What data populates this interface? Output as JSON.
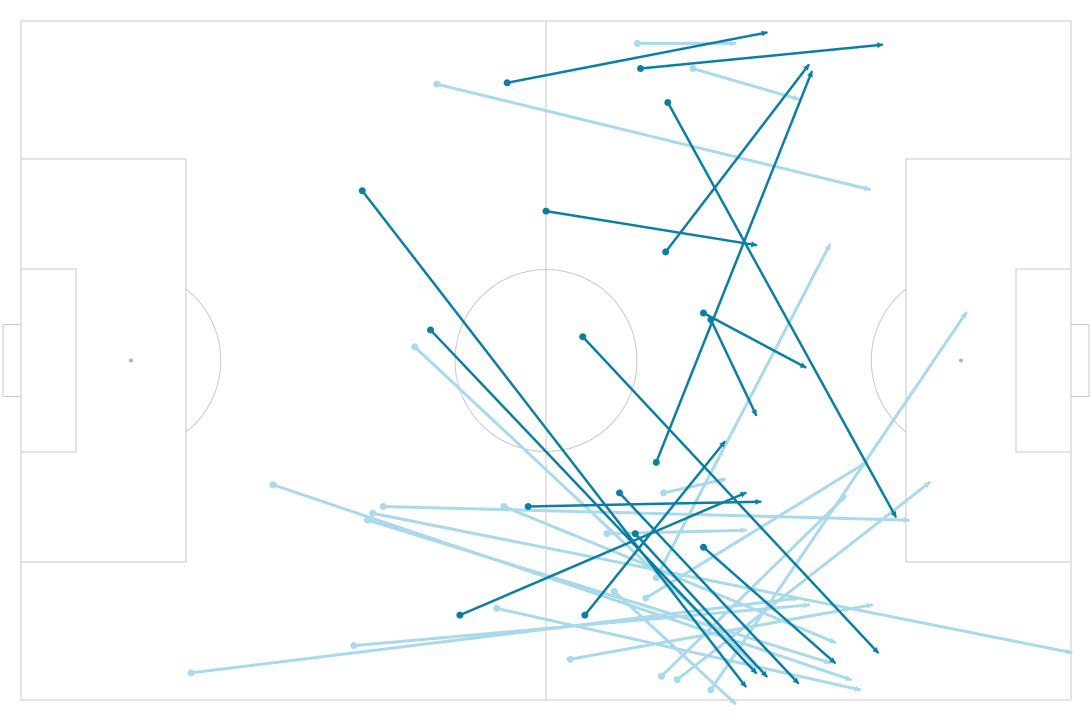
{
  "colors": {
    "background": "#ffffff",
    "pitch_fill": "#fdfdfd",
    "pitch_lines": "#c8c8c8",
    "pass_highlight": "#0b7fa3",
    "pass_faded": "#a9d9ea"
  },
  "passes": {
    "highlighted": [
      {
        "x1": 46.3,
        "y1": 9.1,
        "x2": 71.0,
        "y2": 1.7
      },
      {
        "x1": 59.0,
        "y1": 7.0,
        "x2": 82.0,
        "y2": 3.5
      },
      {
        "x1": 61.6,
        "y1": 12.0,
        "x2": 83.3,
        "y2": 73.0
      },
      {
        "x1": 50.0,
        "y1": 28.0,
        "x2": 70.0,
        "y2": 33.0
      },
      {
        "x1": 61.4,
        "y1": 34.0,
        "x2": 75.0,
        "y2": 6.5
      },
      {
        "x1": 32.5,
        "y1": 25.0,
        "x2": 69.0,
        "y2": 98.0
      },
      {
        "x1": 39.0,
        "y1": 45.5,
        "x2": 70.0,
        "y2": 96.0
      },
      {
        "x1": 53.5,
        "y1": 46.5,
        "x2": 81.6,
        "y2": 93.0
      },
      {
        "x1": 65.0,
        "y1": 43.0,
        "x2": 74.7,
        "y2": 51.0
      },
      {
        "x1": 65.7,
        "y1": 44.0,
        "x2": 70.0,
        "y2": 58.0
      },
      {
        "x1": 60.5,
        "y1": 65.0,
        "x2": 75.3,
        "y2": 7.5
      },
      {
        "x1": 48.3,
        "y1": 71.5,
        "x2": 70.4,
        "y2": 70.8
      },
      {
        "x1": 57.0,
        "y1": 69.5,
        "x2": 74.0,
        "y2": 97.5
      },
      {
        "x1": 41.8,
        "y1": 87.5,
        "x2": 69.0,
        "y2": 69.5
      },
      {
        "x1": 53.7,
        "y1": 87.5,
        "x2": 67.0,
        "y2": 62.0
      },
      {
        "x1": 65.0,
        "y1": 77.5,
        "x2": 77.5,
        "y2": 94.5
      },
      {
        "x1": 58.5,
        "y1": 75.5,
        "x2": 71.0,
        "y2": 96.5
      }
    ],
    "faded": [
      {
        "x1": 58.7,
        "y1": 3.3,
        "x2": 68.0,
        "y2": 3.3
      },
      {
        "x1": 64.0,
        "y1": 7.0,
        "x2": 74.0,
        "y2": 11.5
      },
      {
        "x1": 39.6,
        "y1": 9.3,
        "x2": 80.8,
        "y2": 24.8
      },
      {
        "x1": 37.5,
        "y1": 48.0,
        "x2": 70.0,
        "y2": 95.0
      },
      {
        "x1": 24.0,
        "y1": 68.3,
        "x2": 79.0,
        "y2": 97.0
      },
      {
        "x1": 34.5,
        "y1": 71.5,
        "x2": 84.5,
        "y2": 73.5
      },
      {
        "x1": 33.5,
        "y1": 72.5,
        "x2": 100.0,
        "y2": 93.0
      },
      {
        "x1": 33.0,
        "y1": 73.5,
        "x2": 77.0,
        "y2": 94.5
      },
      {
        "x1": 46.0,
        "y1": 71.5,
        "x2": 77.5,
        "y2": 91.5
      },
      {
        "x1": 55.8,
        "y1": 75.5,
        "x2": 69.0,
        "y2": 75.0
      },
      {
        "x1": 45.3,
        "y1": 86.5,
        "x2": 79.9,
        "y2": 98.5
      },
      {
        "x1": 31.7,
        "y1": 92.0,
        "x2": 75.0,
        "y2": 86.0
      },
      {
        "x1": 16.2,
        "y1": 96.0,
        "x2": 74.0,
        "y2": 85.0
      },
      {
        "x1": 52.3,
        "y1": 94.0,
        "x2": 81.0,
        "y2": 86.0
      },
      {
        "x1": 61.0,
        "y1": 96.5,
        "x2": 78.5,
        "y2": 70.0
      },
      {
        "x1": 62.5,
        "y1": 97.0,
        "x2": 86.5,
        "y2": 68.0
      },
      {
        "x1": 65.7,
        "y1": 98.5,
        "x2": 90.0,
        "y2": 43.0
      },
      {
        "x1": 60.5,
        "y1": 82.0,
        "x2": 77.0,
        "y2": 33.0
      },
      {
        "x1": 61.2,
        "y1": 69.5,
        "x2": 67.0,
        "y2": 67.5
      },
      {
        "x1": 59.5,
        "y1": 85.0,
        "x2": 80.5,
        "y2": 65.0
      },
      {
        "x1": 56.5,
        "y1": 84.0,
        "x2": 68.0,
        "y2": 100.5
      }
    ]
  }
}
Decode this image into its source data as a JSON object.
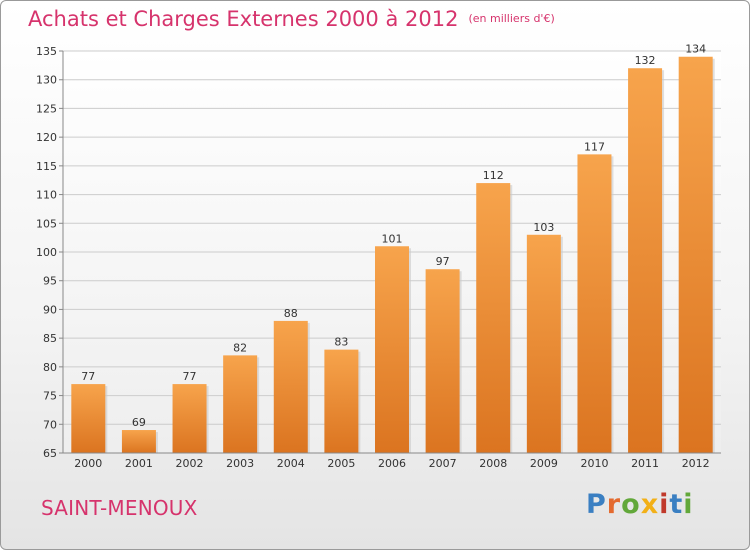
{
  "title": "Achats et Charges Externes 2000 à 2012",
  "unit_note": "(en milliers d'€)",
  "town": "SAINT-MENOUX",
  "logo_text": "Proxiti",
  "colors": {
    "title": "#d6336c",
    "bar_light": "#f7a44c",
    "bar_dark": "#db7420",
    "logo": [
      "#3a7fc2",
      "#e46a2f",
      "#62a83a",
      "#f2b017",
      "#c0392b",
      "#3a7fc2",
      "#62a83a"
    ]
  },
  "chart_data": {
    "type": "bar",
    "title": "Achats et Charges Externes 2000 à 2012",
    "subtitle": "(en milliers d'€)",
    "categories": [
      "2000",
      "2001",
      "2002",
      "2003",
      "2004",
      "2005",
      "2006",
      "2007",
      "2008",
      "2009",
      "2010",
      "2011",
      "2012"
    ],
    "values": [
      77,
      69,
      77,
      82,
      88,
      83,
      101,
      97,
      112,
      103,
      117,
      132,
      134
    ],
    "ylim": [
      65,
      135
    ],
    "yticks": [
      65,
      70,
      75,
      80,
      85,
      90,
      95,
      100,
      105,
      110,
      115,
      120,
      125,
      130,
      135
    ],
    "grid": true,
    "data_labels": true
  }
}
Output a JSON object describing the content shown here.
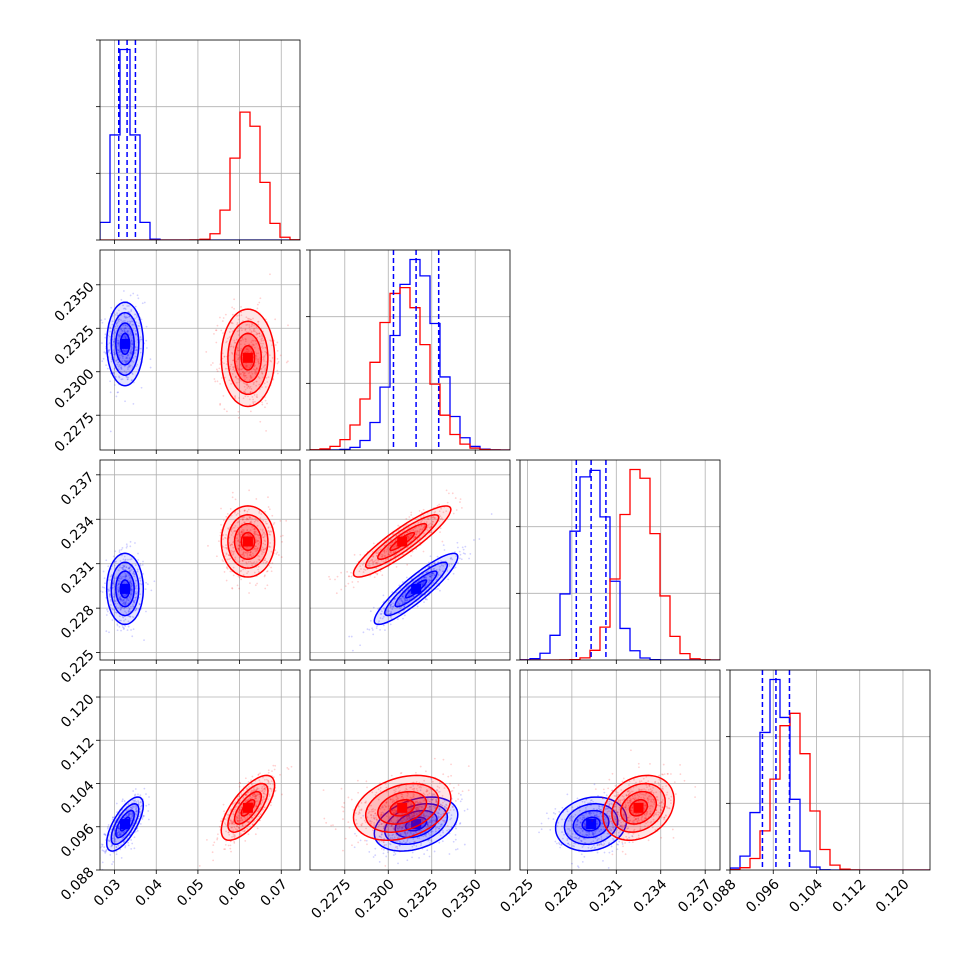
{
  "chart_data": {
    "type": "corner",
    "parameters": 4,
    "series": [
      {
        "color": "#0000ff",
        "means": [
          0.0325,
          0.2316,
          0.2293,
          0.0965
        ],
        "sds": [
          0.0022,
          0.0012,
          0.0012,
          0.0025
        ],
        "correlations": {
          "1-0": 0.0,
          "2-0": 0.0,
          "2-1": 0.9,
          "3-0": 0.7,
          "3-1": 0.35,
          "3-2": 0.15
        },
        "quantiles": [
          [
            0.031,
            0.033,
            0.035
          ],
          [
            0.2303,
            0.2316,
            0.2329
          ],
          [
            0.2283,
            0.2293,
            0.2303
          ],
          [
            0.094,
            0.0965,
            0.099
          ]
        ]
      },
      {
        "color": "#ff0000",
        "means": [
          0.062,
          0.2308,
          0.2325,
          0.0995
        ],
        "sds": [
          0.0032,
          0.0014,
          0.0012,
          0.003
        ],
        "correlations": {
          "1-0": 0.0,
          "2-0": 0.0,
          "2-1": 0.9,
          "3-0": 0.7,
          "3-1": 0.3,
          "3-2": 0.25
        },
        "quantiles": []
      }
    ],
    "ranges": [
      [
        0.0265,
        0.0745
      ],
      [
        0.2255,
        0.237
      ],
      [
        0.2245,
        0.238
      ],
      [
        0.088,
        0.125
      ]
    ],
    "ticks": [
      [
        0.03,
        0.04,
        0.05,
        0.06,
        0.07
      ],
      [
        0.2275,
        0.23,
        0.2325,
        0.235
      ],
      [
        0.225,
        0.228,
        0.231,
        0.234,
        0.237
      ],
      [
        0.088,
        0.096,
        0.104,
        0.112,
        0.12
      ]
    ],
    "tick_labels": [
      [
        "0.03",
        "0.04",
        "0.05",
        "0.06",
        "0.07"
      ],
      [
        "0.2275",
        "0.2300",
        "0.2325",
        "0.2350"
      ],
      [
        "0.225",
        "0.228",
        "0.231",
        "0.234",
        "0.237"
      ],
      [
        "0.088",
        "0.096",
        "0.104",
        "0.112",
        "0.120"
      ]
    ],
    "grid": true,
    "contour_levels_sigma": [
      0.5,
      1.0,
      1.5,
      2.0
    ],
    "histogram_bins": 20
  }
}
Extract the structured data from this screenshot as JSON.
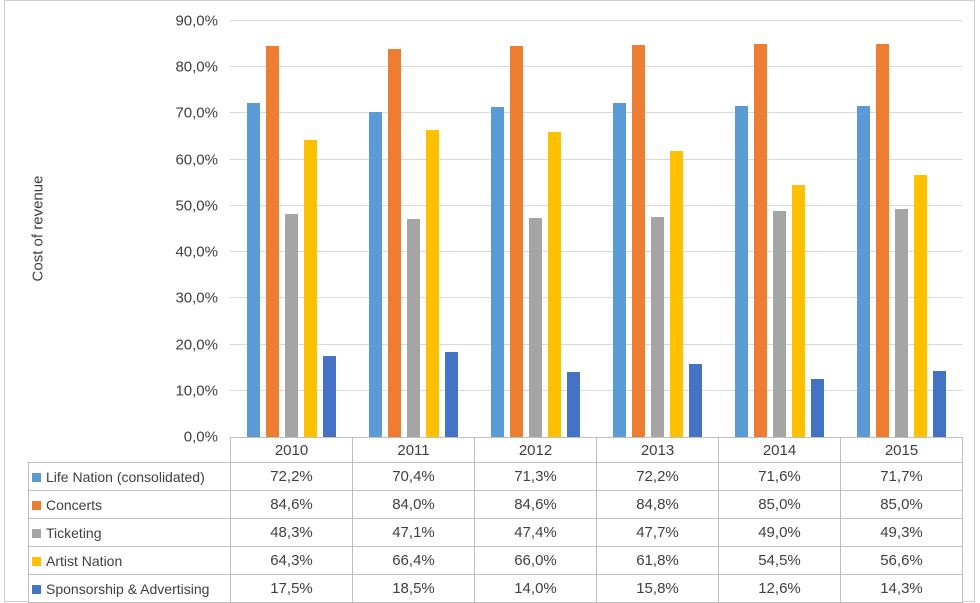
{
  "chart_data": {
    "type": "bar",
    "title": "",
    "xlabel": "",
    "ylabel": "Cost of revenue",
    "ylim": [
      0,
      90
    ],
    "ytick_step": 10,
    "ytick_labels_bottom_up": [
      "0,0%",
      "10,0%",
      "20,0%",
      "30,0%",
      "40,0%",
      "50,0%",
      "60,0%",
      "70,0%",
      "80,0%",
      "90,0%"
    ],
    "grid": true,
    "legend_position": "data-table-left-column",
    "categories": [
      "2010",
      "2011",
      "2012",
      "2013",
      "2014",
      "2015"
    ],
    "series": [
      {
        "name": "Life Nation (consolidated)",
        "color": "#5B9BD5",
        "values": [
          72.2,
          70.4,
          71.3,
          72.2,
          71.6,
          71.7
        ],
        "display": [
          "72,2%",
          "70,4%",
          "71,3%",
          "72,2%",
          "71,6%",
          "71,7%"
        ]
      },
      {
        "name": "Concerts",
        "color": "#ED7D31",
        "values": [
          84.6,
          84.0,
          84.6,
          84.8,
          85.0,
          85.0
        ],
        "display": [
          "84,6%",
          "84,0%",
          "84,6%",
          "84,8%",
          "85,0%",
          "85,0%"
        ]
      },
      {
        "name": "Ticketing",
        "color": "#A5A5A5",
        "values": [
          48.3,
          47.1,
          47.4,
          47.7,
          49.0,
          49.3
        ],
        "display": [
          "48,3%",
          "47,1%",
          "47,4%",
          "47,7%",
          "49,0%",
          "49,3%"
        ]
      },
      {
        "name": "Artist Nation",
        "color": "#FFC000",
        "values": [
          64.3,
          66.4,
          66.0,
          61.8,
          54.5,
          56.6
        ],
        "display": [
          "64,3%",
          "66,4%",
          "66,0%",
          "61,8%",
          "54,5%",
          "56,6%"
        ]
      },
      {
        "name": "Sponsorship & Advertising",
        "color": "#4472C4",
        "values": [
          17.5,
          18.5,
          14.0,
          15.8,
          12.6,
          14.3
        ],
        "display": [
          "17,5%",
          "18,5%",
          "14,0%",
          "15,8%",
          "12,6%",
          "14,3%"
        ]
      }
    ],
    "colors": {
      "gridline": "#d9d9d9",
      "table_border": "#bfbfbf",
      "text": "#404040",
      "frame_border": "#cfcfcf"
    }
  }
}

- - -

Lines containing the word "Externes" must all be returned from the material above.

  "title": "Achats et Charges Externes 2000 à 2012",
    "title": "Achats et Charges Externes 2000 à 2012",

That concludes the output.